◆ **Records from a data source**
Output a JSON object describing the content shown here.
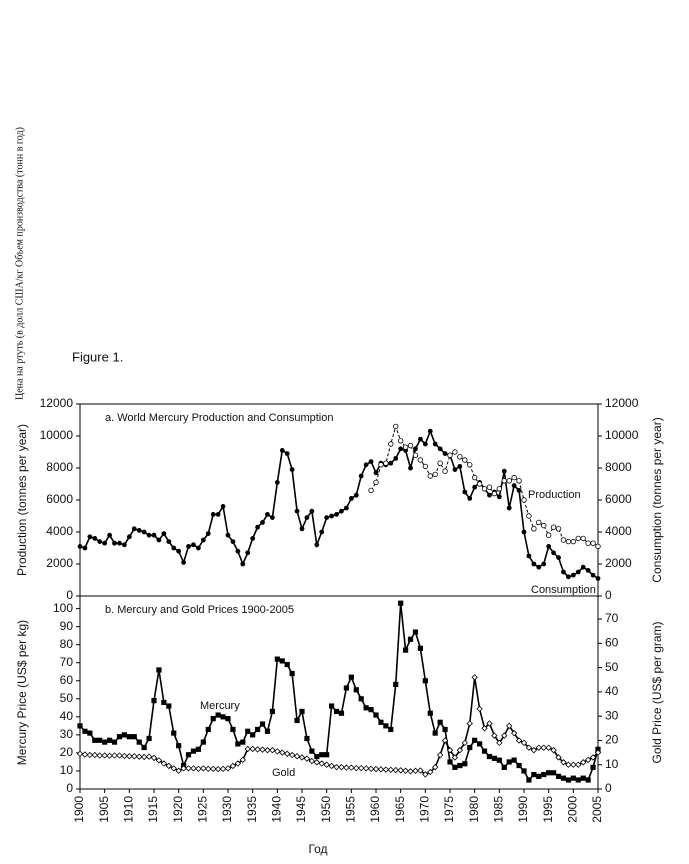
{
  "side_note": "Цена на ртуть (в долл США/кг Объем производства (тонн в год)",
  "figure_label": "Figure 1.",
  "chart_data": [
    {
      "type": "line",
      "title": "a. World Mercury Production and Consumption",
      "y_label": "Production (tonnes per year)",
      "y2_label": "Consumption (tonnes per year)",
      "xlim": [
        1900,
        2005
      ],
      "x": [
        1900,
        1901,
        1902,
        1903,
        1904,
        1905,
        1906,
        1907,
        1908,
        1909,
        1910,
        1911,
        1912,
        1913,
        1914,
        1915,
        1916,
        1917,
        1918,
        1919,
        1920,
        1921,
        1922,
        1923,
        1924,
        1925,
        1926,
        1927,
        1928,
        1929,
        1930,
        1931,
        1932,
        1933,
        1934,
        1935,
        1936,
        1937,
        1938,
        1939,
        1940,
        1941,
        1942,
        1943,
        1944,
        1945,
        1946,
        1947,
        1948,
        1949,
        1950,
        1951,
        1952,
        1953,
        1954,
        1955,
        1956,
        1957,
        1958,
        1959,
        1960,
        1961,
        1962,
        1963,
        1964,
        1965,
        1966,
        1967,
        1968,
        1969,
        1970,
        1971,
        1972,
        1973,
        1974,
        1975,
        1976,
        1977,
        1978,
        1979,
        1980,
        1981,
        1982,
        1983,
        1984,
        1985,
        1986,
        1987,
        1988,
        1989,
        1990,
        1991,
        1992,
        1993,
        1994,
        1995,
        1996,
        1997,
        1998,
        1999,
        2000,
        2001,
        2002,
        2003,
        2004,
        2005
      ],
      "ylim": [
        0,
        12000
      ],
      "yticks": [
        0,
        2000,
        4000,
        6000,
        8000,
        10000,
        12000
      ],
      "y2lim": [
        0,
        12000
      ],
      "y2ticks": [
        0,
        2000,
        4000,
        6000,
        8000,
        10000,
        12000
      ],
      "series": [
        {
          "name": "Production",
          "color": "#000000",
          "marker": "circle",
          "dashed": false,
          "values": [
            3100,
            3000,
            3700,
            3600,
            3400,
            3300,
            3800,
            3300,
            3300,
            3200,
            3700,
            4200,
            4100,
            4000,
            3800,
            3800,
            3500,
            3900,
            3400,
            3000,
            2800,
            2100,
            3100,
            3200,
            3000,
            3500,
            3900,
            5100,
            5100,
            5600,
            3800,
            3400,
            2800,
            2000,
            2700,
            3600,
            4300,
            4600,
            5100,
            4900,
            7100,
            9100,
            8900,
            7900,
            5300,
            4200,
            4900,
            5300,
            3200,
            4000,
            4900,
            5000,
            5100,
            5300,
            5500,
            6100,
            6300,
            7500,
            8200,
            8400,
            7700,
            8300,
            8200,
            8300,
            8600,
            9200,
            9100,
            8000,
            9200,
            9800,
            9500,
            10300,
            9500,
            9200,
            8900,
            8800,
            7900,
            8100,
            6500,
            6100,
            6800,
            7100,
            6700,
            6300,
            6500,
            6200,
            7800,
            5500,
            6900,
            6600,
            4000,
            2500,
            2000,
            1800,
            2000,
            3100,
            2700,
            2400,
            1500,
            1200,
            1300,
            1500,
            1800,
            1600,
            1300,
            1100
          ]
        },
        {
          "name": "Consumption",
          "color": "#000000",
          "marker": "open-circle",
          "dashed": true,
          "axis": "y2",
          "values": [
            null,
            null,
            null,
            null,
            null,
            null,
            null,
            null,
            null,
            null,
            null,
            null,
            null,
            null,
            null,
            null,
            null,
            null,
            null,
            null,
            null,
            null,
            null,
            null,
            null,
            null,
            null,
            null,
            null,
            null,
            null,
            null,
            null,
            null,
            null,
            null,
            null,
            null,
            null,
            null,
            null,
            null,
            null,
            null,
            null,
            null,
            null,
            null,
            null,
            null,
            null,
            null,
            null,
            null,
            null,
            null,
            null,
            null,
            null,
            6600,
            7100,
            8200,
            8300,
            9500,
            10600,
            9700,
            9300,
            9400,
            8800,
            8500,
            8100,
            7500,
            7600,
            8300,
            7800,
            8800,
            9000,
            8700,
            8500,
            8200,
            7400,
            7000,
            6700,
            6800,
            6400,
            6700,
            7200,
            7200,
            7400,
            7200,
            6000,
            5000,
            4200,
            4600,
            4400,
            3800,
            4300,
            4200,
            3500,
            3400,
            3400,
            3600,
            3600,
            3300,
            3300,
            3100
          ]
        }
      ]
    },
    {
      "type": "line",
      "title": "b. Mercury and Gold Prices 1900-2005",
      "y_label": "Mercury Price  (US$ per kg)",
      "y2_label": "Gold Price (US$ per gram)",
      "x_label": "Год",
      "xlim": [
        1900,
        2005
      ],
      "xticks": [
        1900,
        1905,
        1910,
        1915,
        1920,
        1925,
        1930,
        1935,
        1940,
        1945,
        1950,
        1955,
        1960,
        1965,
        1970,
        1975,
        1980,
        1985,
        1990,
        1995,
        2000,
        2005
      ],
      "x": [
        1900,
        1901,
        1902,
        1903,
        1904,
        1905,
        1906,
        1907,
        1908,
        1909,
        1910,
        1911,
        1912,
        1913,
        1914,
        1915,
        1916,
        1917,
        1918,
        1919,
        1920,
        1921,
        1922,
        1923,
        1924,
        1925,
        1926,
        1927,
        1928,
        1929,
        1930,
        1931,
        1932,
        1933,
        1934,
        1935,
        1936,
        1937,
        1938,
        1939,
        1940,
        1941,
        1942,
        1943,
        1944,
        1945,
        1946,
        1947,
        1948,
        1949,
        1950,
        1951,
        1952,
        1953,
        1954,
        1955,
        1956,
        1957,
        1958,
        1959,
        1960,
        1961,
        1962,
        1963,
        1964,
        1965,
        1966,
        1967,
        1968,
        1969,
        1970,
        1971,
        1972,
        1973,
        1974,
        1975,
        1976,
        1977,
        1978,
        1979,
        1980,
        1981,
        1982,
        1983,
        1984,
        1985,
        1986,
        1987,
        1988,
        1989,
        1990,
        1991,
        1992,
        1993,
        1994,
        1995,
        1996,
        1997,
        1998,
        1999,
        2000,
        2001,
        2002,
        2003,
        2004,
        2005
      ],
      "ylim": [
        0,
        107
      ],
      "yticks": [
        0,
        10,
        20,
        30,
        40,
        50,
        60,
        70,
        80,
        90,
        100
      ],
      "y2lim": [
        0,
        79.5
      ],
      "y2ticks": [
        0,
        10,
        20,
        30,
        40,
        50,
        60,
        70
      ],
      "series": [
        {
          "name": "Mercury",
          "color": "#000000",
          "marker": "square",
          "dashed": false,
          "values": [
            35,
            32,
            31,
            27,
            27,
            26,
            27,
            26,
            29,
            30,
            29,
            29,
            26,
            23,
            28,
            49,
            66,
            48,
            46,
            31,
            24,
            13,
            19,
            21,
            22,
            26,
            33,
            39,
            41,
            40,
            39,
            33,
            25,
            26,
            32,
            30,
            33,
            36,
            32,
            43,
            72,
            71,
            69,
            64,
            38,
            43,
            28,
            21,
            18,
            19,
            19,
            46,
            43,
            42,
            56,
            62,
            55,
            50,
            45,
            44,
            41,
            37,
            35,
            33,
            58,
            103,
            77,
            83,
            87,
            78,
            60,
            42,
            31,
            37,
            33,
            15,
            12,
            13,
            14,
            23,
            27,
            25,
            21,
            18,
            17,
            16,
            12,
            15,
            16,
            13,
            10,
            5,
            8,
            7,
            8,
            9,
            9,
            7,
            6,
            5,
            6,
            5,
            6,
            5,
            12,
            22
          ]
        },
        {
          "name": "Gold",
          "color": "#000000",
          "marker": "open-diamond",
          "dashed": false,
          "axis": "y2",
          "values": [
            14.5,
            14.2,
            14,
            14,
            13.8,
            13.8,
            13.7,
            13.8,
            13.8,
            13.6,
            13.5,
            13.5,
            13.3,
            13.2,
            13.3,
            12.8,
            11.8,
            10.5,
            9.5,
            8.5,
            7.5,
            8.5,
            8.5,
            8.5,
            8.3,
            8.5,
            8.3,
            8.3,
            8.2,
            8.3,
            8.5,
            9.5,
            10.5,
            12,
            16.5,
            16.5,
            16.3,
            16.2,
            16,
            16,
            15.5,
            15,
            14.5,
            14,
            13.5,
            13,
            12.5,
            11.5,
            11,
            10.5,
            10,
            9.5,
            9,
            9,
            8.8,
            8.8,
            8.6,
            8.6,
            8.5,
            8.3,
            8.2,
            8.1,
            8,
            7.9,
            7.8,
            7.7,
            7.5,
            7.3,
            7.5,
            7.6,
            6,
            7,
            9,
            14,
            20,
            16,
            13,
            16,
            19,
            27,
            46,
            33,
            25,
            27,
            22,
            19,
            22,
            26,
            23,
            20,
            19,
            17,
            16,
            17,
            17,
            17,
            16,
            13,
            11,
            10,
            10,
            10,
            11,
            12,
            13,
            15
          ]
        }
      ]
    }
  ]
}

◆ **WORK REQUIRED**
What is the number of lines in the data that hold the string "title"? Answer with the number only.

◆ **TASK RESULT**
2